_TASK INSTRUCTIONS_:
1. Please print the passage of the book reviews from "Love-making emotionally grounded" to "is historically grounded.".
2. Name the everyday horrors that the book reviews say may be the worst monsters.
3. Pick up the book reviews after their last sentence and keep writing.

_TEXT_:

>>

This story is
devastatingly beautiful,
heartbreaking,
and feels horrifyingly personal.
Andrew, Thomas, and Dove, once an inseparable trio, begin their senior year in bording school, carrying the pieces of what's left of them after an unexplained, but terrible, unnamed thing shattered what they once were.
Andrew now more isolated than ever, even from his twin sister, who used to be his comfort and closest companion. Now he is left to survive senior year while battling anxiety and the gruesome thoughts that haunt his mind and the halls of the school mannor. Only Thomas remains by his side, his best friend, the boy he secretly loves, and the one now under suspicion after his parents’ disappearance.
They find themselves fighting monsters bone-deep into the woods every night. But the worst monsters may not be the ones lurking in the forest. They may be the everyday horrors of loneliness, fear, hunger, anger, violence, and grief.
This book is surely to leave you wondering where fiction ends and reality begins.
For it, With it, Never Against it
(When the Tides Held the Moon)
by. Venessa Vida Kelley
⭐⭐⭐⭐⭐
Benny doesn't belong anywhere.
Not fully in this new city.
Not fully with other immigrants.
Not even fully within himself at the beginning of this story.
He's a Puerto Rican immigrant in New York. He feels isolated from this new world that rejects him for being brown, and isolated from other immigrants for being queer. He doesn't belong anywhere.
Until he does.
In a group of misfits. Rejected souls. Shared trauma and survival.
"For it, with it, never against it"
The kind of found family?I hadn't read since Green Creek.
And then, there's Rio.
The quiet moments between Beny and Rio are some of the most special parts of this story. Them making music together, literally and metaphorically, is a thread that runs so beautifully through the book.
Their connection builds slowly.
Survival.
Friendship.
Trust.
Safety.
Then something deeper.
Kisses read meaningful.
Love-making emotionally grounded while supernatural
You don't sit and question the mechanic. You just feel it. It makes sense, it feels intimate. The book isn't witholding by keeping certain moments closed door, it pulls you into the emotional core instead.
Benny's growth follows his connection with Rio and his new found family. Each character revealing a new layer of this world.
The last stage of Benny's growth happens when he accepts his love for Rio. It's only then he truly learns to swim.
Through Rio, he discovers a world that won't reject him, for as all of Neptune children are different and welcome.
This book spoke loud. of belonging and marginilization, of choosing your family, all while giving you a love story that feels earned.
The writing is polished, lyrical, tightly crafted, with layers of meaning, it is self reflecting, it is historically grounded.
🌧️ Still thinking about this book
🌶️ Spice: restrained, intimate, emotionally immersive
Why The Darkness Outside Us proves MM Romance isn't niche
“Intimacy is the only shield against insanity. Intimacy, not knowledge. Intimacy, not power.”
This book is a benchmark for this blog.
Not just as an MM romance, but as an example of why MM romance shouldn’t be treated like a niche corner of reading. The Darkness Outside Us works because it leads with story. It asks to be read as sci-fi first, tense, thoughtful, plot-driven, and lets the romance grow naturally inside that. That alone makes it a cornerstone for me, and part of why this blog exists.

<<

_RECORD EXCERPTS_:
>>

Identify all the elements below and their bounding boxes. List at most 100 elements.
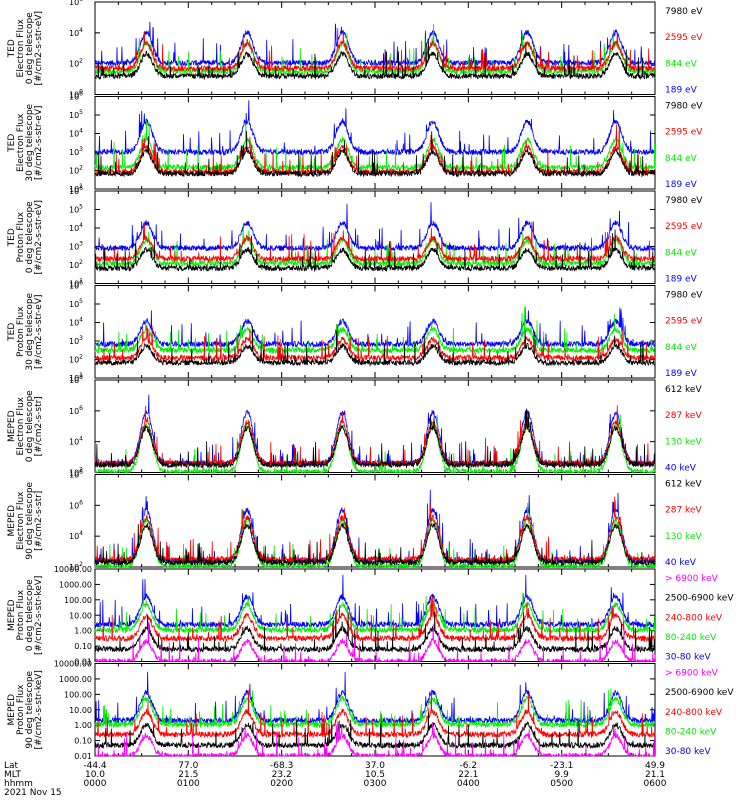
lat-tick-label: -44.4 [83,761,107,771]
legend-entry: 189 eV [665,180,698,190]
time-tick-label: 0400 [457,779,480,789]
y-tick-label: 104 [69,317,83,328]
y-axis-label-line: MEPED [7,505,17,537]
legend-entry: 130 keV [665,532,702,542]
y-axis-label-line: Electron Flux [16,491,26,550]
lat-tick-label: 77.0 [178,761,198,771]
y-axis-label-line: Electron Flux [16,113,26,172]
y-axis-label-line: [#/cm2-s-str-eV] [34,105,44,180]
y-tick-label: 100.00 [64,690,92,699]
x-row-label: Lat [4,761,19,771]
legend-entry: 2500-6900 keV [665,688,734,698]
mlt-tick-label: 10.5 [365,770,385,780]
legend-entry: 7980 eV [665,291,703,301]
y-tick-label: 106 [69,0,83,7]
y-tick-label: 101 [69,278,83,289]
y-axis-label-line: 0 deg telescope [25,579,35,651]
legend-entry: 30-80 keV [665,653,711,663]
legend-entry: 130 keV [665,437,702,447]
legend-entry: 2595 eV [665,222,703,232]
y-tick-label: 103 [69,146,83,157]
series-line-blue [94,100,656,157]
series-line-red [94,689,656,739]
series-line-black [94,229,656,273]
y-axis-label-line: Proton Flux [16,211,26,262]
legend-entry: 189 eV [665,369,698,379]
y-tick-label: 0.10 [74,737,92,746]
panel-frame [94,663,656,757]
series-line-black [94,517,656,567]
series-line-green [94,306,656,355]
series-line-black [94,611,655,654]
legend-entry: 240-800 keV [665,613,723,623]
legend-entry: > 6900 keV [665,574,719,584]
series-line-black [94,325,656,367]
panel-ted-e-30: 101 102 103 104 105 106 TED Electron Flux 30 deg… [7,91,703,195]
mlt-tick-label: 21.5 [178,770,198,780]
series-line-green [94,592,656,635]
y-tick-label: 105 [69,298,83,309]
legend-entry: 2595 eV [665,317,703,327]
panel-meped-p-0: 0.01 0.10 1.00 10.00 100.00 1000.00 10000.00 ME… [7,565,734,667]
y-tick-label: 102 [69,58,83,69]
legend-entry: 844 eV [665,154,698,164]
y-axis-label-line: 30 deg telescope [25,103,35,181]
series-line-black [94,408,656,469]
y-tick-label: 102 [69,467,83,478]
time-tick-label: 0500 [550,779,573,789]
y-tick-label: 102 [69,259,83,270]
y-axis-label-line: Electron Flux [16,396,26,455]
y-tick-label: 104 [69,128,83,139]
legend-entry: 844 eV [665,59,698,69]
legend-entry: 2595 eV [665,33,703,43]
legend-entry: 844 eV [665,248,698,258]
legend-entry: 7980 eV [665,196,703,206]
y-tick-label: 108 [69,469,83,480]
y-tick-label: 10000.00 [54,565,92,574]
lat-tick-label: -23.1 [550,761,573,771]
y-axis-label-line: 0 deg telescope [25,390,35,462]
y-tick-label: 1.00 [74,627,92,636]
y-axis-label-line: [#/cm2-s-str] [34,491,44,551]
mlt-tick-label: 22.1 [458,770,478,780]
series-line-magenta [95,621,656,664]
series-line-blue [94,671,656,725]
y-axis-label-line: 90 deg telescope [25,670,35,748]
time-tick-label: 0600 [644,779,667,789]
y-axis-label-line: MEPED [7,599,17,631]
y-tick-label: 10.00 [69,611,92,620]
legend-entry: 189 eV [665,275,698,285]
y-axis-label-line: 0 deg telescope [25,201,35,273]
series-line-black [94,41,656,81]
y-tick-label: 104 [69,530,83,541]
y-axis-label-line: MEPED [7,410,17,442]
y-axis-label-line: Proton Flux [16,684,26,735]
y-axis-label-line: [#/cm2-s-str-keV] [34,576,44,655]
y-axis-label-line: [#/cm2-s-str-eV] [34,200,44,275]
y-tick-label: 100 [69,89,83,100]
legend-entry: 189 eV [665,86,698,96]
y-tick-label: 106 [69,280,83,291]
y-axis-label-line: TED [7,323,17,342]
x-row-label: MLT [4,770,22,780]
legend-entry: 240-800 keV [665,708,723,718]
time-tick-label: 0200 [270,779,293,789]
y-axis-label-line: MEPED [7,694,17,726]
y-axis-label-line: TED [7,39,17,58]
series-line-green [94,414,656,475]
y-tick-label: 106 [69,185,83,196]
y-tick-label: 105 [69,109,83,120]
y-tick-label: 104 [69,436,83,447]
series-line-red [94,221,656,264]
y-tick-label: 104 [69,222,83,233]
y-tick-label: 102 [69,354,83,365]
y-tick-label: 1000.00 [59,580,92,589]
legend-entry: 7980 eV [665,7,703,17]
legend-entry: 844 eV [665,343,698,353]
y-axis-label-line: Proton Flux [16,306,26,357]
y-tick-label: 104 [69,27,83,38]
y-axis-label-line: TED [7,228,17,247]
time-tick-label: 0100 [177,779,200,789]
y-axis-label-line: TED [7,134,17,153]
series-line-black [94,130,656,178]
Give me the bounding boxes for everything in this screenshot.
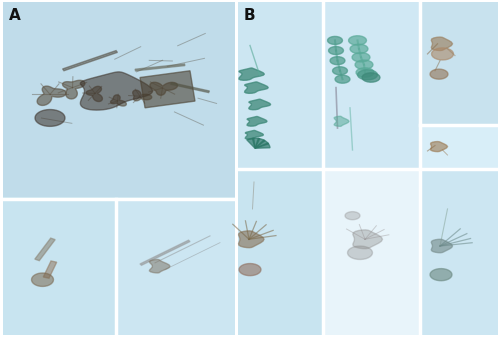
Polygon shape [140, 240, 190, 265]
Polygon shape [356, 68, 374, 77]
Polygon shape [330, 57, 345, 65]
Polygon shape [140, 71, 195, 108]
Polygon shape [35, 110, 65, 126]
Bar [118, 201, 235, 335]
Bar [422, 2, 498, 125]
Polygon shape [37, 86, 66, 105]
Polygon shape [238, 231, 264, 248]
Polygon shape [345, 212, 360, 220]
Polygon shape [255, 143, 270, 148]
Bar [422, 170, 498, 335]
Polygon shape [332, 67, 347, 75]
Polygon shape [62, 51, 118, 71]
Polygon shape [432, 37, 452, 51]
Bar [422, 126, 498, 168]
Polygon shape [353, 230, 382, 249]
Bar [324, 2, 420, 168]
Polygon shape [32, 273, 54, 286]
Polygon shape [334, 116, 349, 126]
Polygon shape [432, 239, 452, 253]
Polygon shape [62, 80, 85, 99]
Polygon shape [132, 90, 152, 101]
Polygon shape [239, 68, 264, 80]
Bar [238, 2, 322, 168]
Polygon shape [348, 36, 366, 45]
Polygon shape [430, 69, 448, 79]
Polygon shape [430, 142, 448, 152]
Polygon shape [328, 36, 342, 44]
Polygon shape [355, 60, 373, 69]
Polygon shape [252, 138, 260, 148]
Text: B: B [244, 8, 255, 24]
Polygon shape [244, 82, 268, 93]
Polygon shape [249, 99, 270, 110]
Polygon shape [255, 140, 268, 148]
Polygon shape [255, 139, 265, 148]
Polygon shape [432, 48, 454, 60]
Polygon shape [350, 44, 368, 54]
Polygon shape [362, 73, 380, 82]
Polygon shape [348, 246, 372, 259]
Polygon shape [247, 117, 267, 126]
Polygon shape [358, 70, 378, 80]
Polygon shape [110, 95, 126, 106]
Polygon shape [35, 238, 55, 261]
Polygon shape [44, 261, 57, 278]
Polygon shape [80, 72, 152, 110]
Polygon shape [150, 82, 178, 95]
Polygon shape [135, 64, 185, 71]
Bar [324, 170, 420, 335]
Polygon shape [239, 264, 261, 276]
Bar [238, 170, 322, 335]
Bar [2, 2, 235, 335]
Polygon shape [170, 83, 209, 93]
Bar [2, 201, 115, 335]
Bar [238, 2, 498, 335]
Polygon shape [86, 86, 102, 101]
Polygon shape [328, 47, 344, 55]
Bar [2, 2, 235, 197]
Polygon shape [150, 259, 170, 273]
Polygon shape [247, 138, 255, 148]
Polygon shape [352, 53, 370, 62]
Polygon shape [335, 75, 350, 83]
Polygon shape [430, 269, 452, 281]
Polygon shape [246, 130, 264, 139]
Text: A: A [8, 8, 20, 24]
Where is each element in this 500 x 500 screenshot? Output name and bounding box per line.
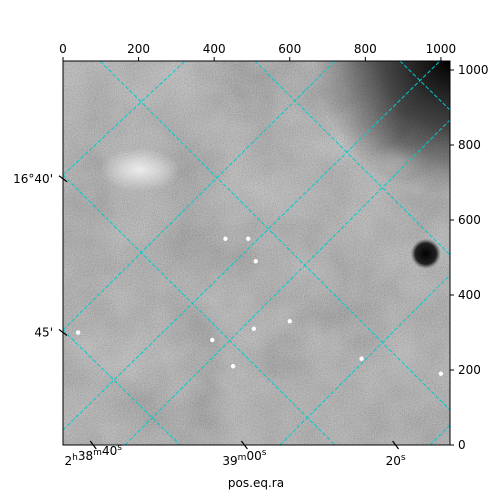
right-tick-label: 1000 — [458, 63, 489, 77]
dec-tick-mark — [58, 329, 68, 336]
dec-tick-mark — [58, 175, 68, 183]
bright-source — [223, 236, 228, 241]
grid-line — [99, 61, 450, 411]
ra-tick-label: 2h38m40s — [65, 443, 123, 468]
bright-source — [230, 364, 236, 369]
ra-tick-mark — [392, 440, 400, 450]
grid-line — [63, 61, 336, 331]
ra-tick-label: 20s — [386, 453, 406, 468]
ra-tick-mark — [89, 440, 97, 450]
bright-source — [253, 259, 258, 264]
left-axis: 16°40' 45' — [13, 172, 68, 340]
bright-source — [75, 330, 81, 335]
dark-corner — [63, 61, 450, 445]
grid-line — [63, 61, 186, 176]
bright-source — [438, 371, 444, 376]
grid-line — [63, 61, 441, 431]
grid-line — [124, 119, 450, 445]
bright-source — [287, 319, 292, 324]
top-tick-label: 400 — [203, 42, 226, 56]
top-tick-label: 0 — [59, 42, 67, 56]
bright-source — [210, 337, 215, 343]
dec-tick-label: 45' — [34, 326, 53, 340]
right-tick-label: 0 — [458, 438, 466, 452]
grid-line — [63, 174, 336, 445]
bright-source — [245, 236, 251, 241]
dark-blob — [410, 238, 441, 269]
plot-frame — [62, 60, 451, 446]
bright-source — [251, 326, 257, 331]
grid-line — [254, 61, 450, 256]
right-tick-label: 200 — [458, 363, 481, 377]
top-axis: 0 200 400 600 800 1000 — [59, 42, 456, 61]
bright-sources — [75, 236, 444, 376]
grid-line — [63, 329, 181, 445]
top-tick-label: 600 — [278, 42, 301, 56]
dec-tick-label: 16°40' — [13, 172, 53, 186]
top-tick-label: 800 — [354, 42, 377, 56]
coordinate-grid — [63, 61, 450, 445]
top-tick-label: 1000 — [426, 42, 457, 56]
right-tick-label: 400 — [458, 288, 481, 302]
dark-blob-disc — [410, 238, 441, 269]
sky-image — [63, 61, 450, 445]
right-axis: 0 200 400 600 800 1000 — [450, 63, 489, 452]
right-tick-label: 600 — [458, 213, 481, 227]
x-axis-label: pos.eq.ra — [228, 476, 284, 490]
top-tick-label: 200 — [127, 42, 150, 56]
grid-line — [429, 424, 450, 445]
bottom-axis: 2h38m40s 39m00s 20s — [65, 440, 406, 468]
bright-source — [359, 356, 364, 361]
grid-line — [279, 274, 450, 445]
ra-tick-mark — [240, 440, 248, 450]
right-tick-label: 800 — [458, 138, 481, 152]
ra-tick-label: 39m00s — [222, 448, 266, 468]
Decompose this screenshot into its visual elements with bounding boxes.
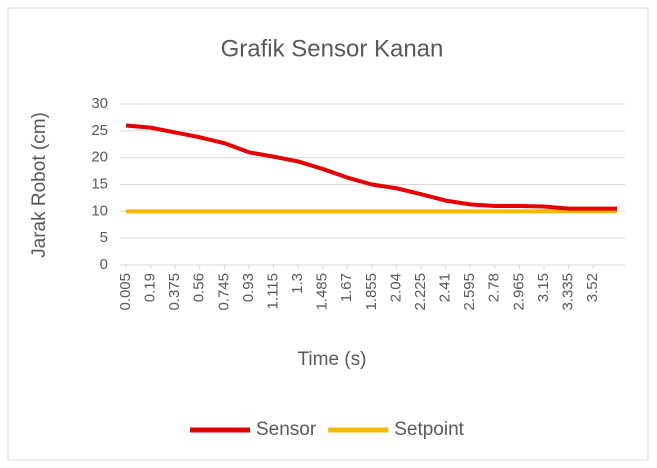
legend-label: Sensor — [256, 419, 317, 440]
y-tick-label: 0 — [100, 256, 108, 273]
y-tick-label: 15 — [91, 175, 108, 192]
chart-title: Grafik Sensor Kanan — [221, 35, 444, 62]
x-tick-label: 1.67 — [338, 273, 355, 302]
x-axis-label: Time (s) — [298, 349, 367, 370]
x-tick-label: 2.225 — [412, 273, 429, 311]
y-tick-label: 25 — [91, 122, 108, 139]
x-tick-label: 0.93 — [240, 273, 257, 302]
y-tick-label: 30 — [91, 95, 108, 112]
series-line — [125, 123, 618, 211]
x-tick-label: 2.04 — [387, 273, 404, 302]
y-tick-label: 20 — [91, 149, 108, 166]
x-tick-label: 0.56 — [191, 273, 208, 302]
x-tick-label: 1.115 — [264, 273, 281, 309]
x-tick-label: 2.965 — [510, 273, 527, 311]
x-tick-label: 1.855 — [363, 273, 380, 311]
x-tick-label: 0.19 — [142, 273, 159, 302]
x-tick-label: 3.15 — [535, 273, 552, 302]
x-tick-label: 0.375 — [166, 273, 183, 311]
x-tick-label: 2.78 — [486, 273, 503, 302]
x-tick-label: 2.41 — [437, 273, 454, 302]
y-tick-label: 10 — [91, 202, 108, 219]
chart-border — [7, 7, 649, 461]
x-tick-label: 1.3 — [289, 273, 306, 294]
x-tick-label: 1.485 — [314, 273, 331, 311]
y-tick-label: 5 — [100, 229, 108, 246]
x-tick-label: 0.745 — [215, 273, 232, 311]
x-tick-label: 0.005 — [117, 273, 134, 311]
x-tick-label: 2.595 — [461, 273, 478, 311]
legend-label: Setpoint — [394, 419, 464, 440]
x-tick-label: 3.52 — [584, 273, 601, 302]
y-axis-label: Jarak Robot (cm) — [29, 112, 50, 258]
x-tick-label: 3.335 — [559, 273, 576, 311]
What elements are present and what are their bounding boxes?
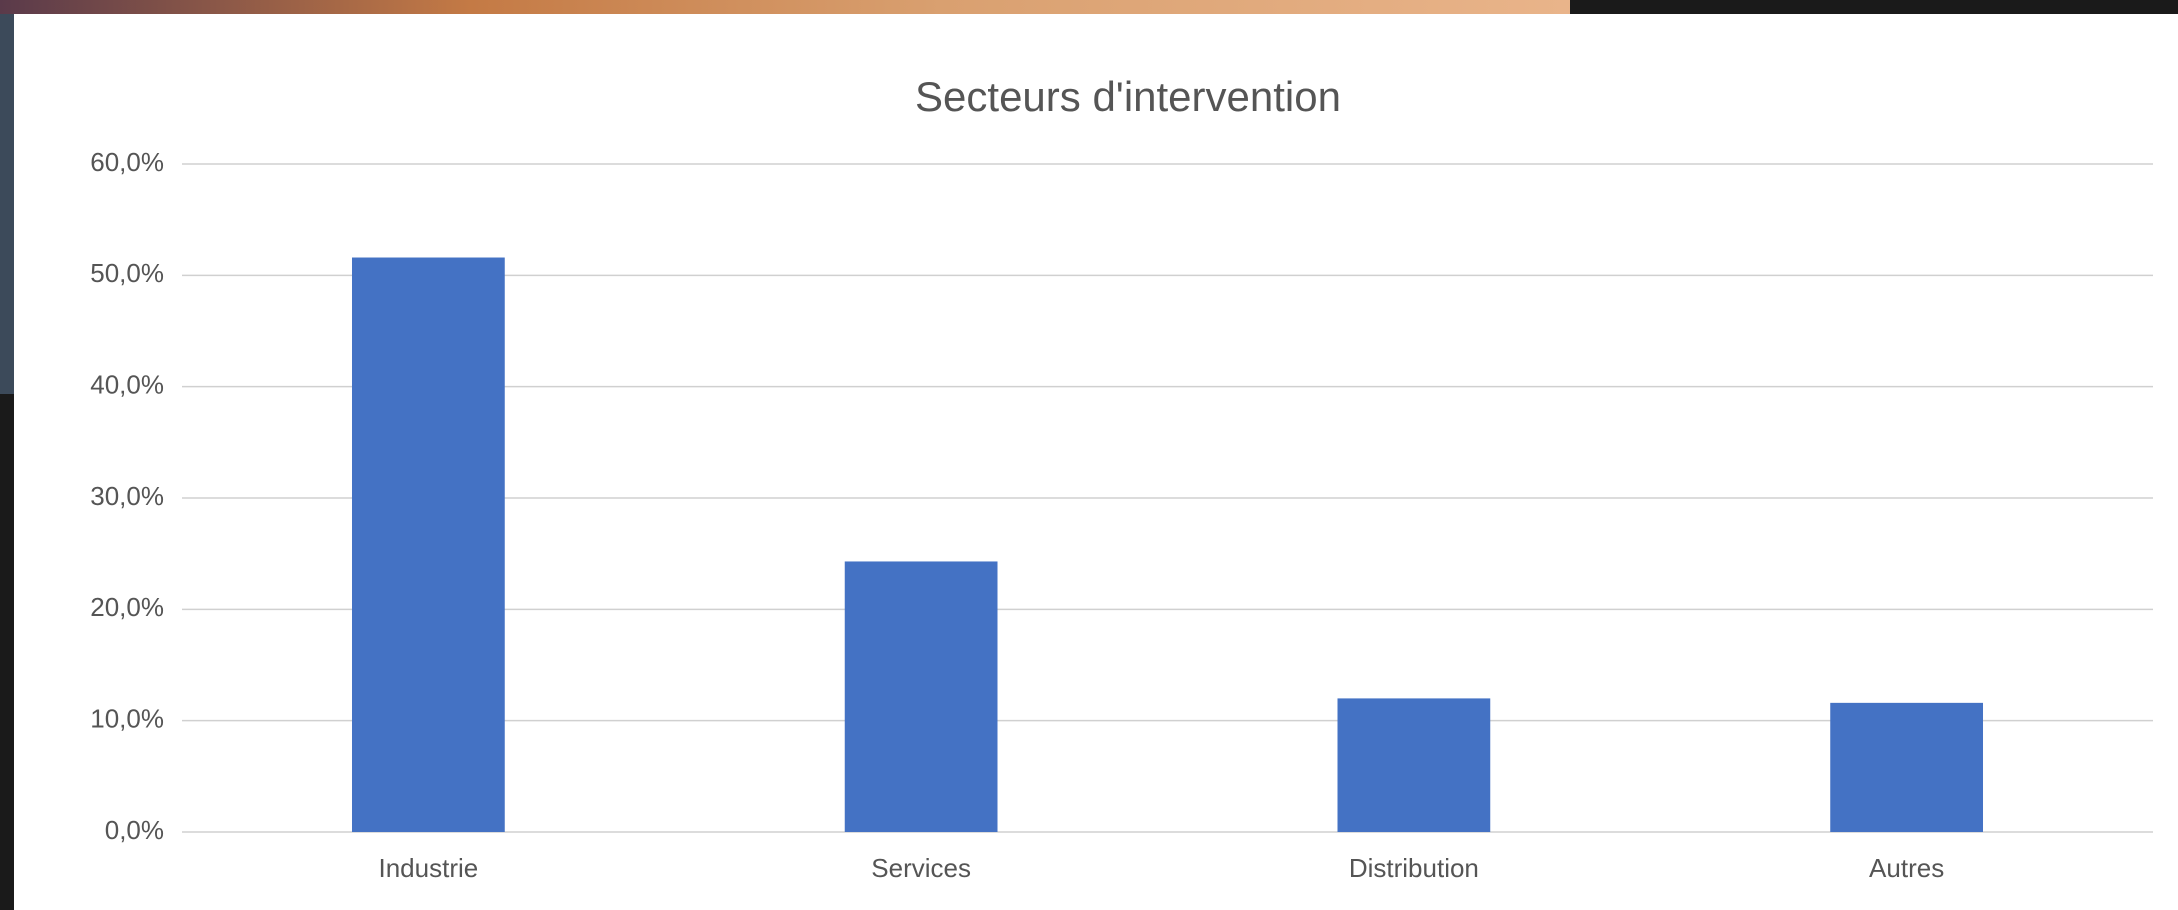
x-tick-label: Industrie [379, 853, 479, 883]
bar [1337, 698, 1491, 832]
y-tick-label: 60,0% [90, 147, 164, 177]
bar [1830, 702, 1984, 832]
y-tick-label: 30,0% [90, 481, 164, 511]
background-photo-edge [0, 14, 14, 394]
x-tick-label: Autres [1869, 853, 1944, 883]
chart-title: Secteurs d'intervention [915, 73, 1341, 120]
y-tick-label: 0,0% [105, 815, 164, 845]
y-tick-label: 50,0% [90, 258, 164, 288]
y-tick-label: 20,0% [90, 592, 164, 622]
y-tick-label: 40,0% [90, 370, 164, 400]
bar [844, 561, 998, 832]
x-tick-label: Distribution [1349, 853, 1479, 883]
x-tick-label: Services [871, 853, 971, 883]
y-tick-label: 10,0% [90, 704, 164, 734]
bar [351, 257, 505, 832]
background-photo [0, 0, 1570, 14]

<<

_REPLIES_:
1.
Love-making emotionally grounded while supernatural
You don't sit and question the mechanic. You just feel it. It makes sense, it feels intimate. The book isn't witholding by keeping certain moments closed door, it pulls you into the emotional core instead.
Benny's growth follows his connection with Rio and his new found family. Each character revealing a new layer of this world.
The last stage of Benny's growth happens when he accepts his love for Rio. It's only then he truly learns to swim.
Through Rio, he discovers a world that won't reject him, for as all of Neptune children are different and welcome.
This book spoke loud. of belonging and marginilization, of choosing your family, all while giving you a love story that feels earned.
The writing is polished, lyrical, tightly crafted, with layers of meaning, it is self reflecting, it is historically grounded.

2. loneliness, fear, hunger, anger, violence, and grief

3.
At its heart, this is sci-fi. The plot is clever and tightly constructed. The story feels intimate and claustrophobic in a way that pulls you in rather than pushes you away.
The relationship isn’t there to soften the story or check a genre box. It is the reason the story works. Intimacy here isn’t a reward, it’s how the characters survive.
Ambrose and Kodiak's connection makes sense in a very human way: when you’re completely alone, connection stops being optional.
One small note, their age does feel like a choice meant to frame the book as YA. Personally, the story would have worked just as well with slightly older characters, given how important the mission is. That said, it never broke my trust in the story or in their bond.
This book constantly makes you question what’s real, what you’re being told, and who actually has control. That uncertainty creates tension, and it makes every reveal hit harder. When the pain comes, it comes fast, but it never feels pointless. The pain is part of the story, and the book earns it every time, because the writer makes you care.
The MM romance label shouldn't limit who this book is for. This isn’t romance wearing a sci-fi costume. It’s sci-fi that understands these stories only matter when they’re grounded in flawed, emotional humans. Keeping the intimacy mostly fade-to-black was the right choice, it keeps the focus on the relationship and the stakes.
These book carries a strong sense of “I would love you in any lifetime” energy.
I’d recommend this book widely, and confidently. It’s emotionally intense, deals heavily with isolation, and humanity, and you do need to be in the right headspace. But if you want a story that proves MM romance belongs in the larger literary conversation, this one is a powerful place to start.
📖 Plot check: heavy, clever, essential
🫠 MC attachment: yes, protective, lasting
🧠 After finishing: thoughtful, existential, changed
🫖 Comfort Read
🧠 Neurodivergency representation
🌶️ Spice: explicit and plot-relevant
🔁 Would I reread? absolutely — comfort reread
"We'll never be done. Me and You, we don't have an ending"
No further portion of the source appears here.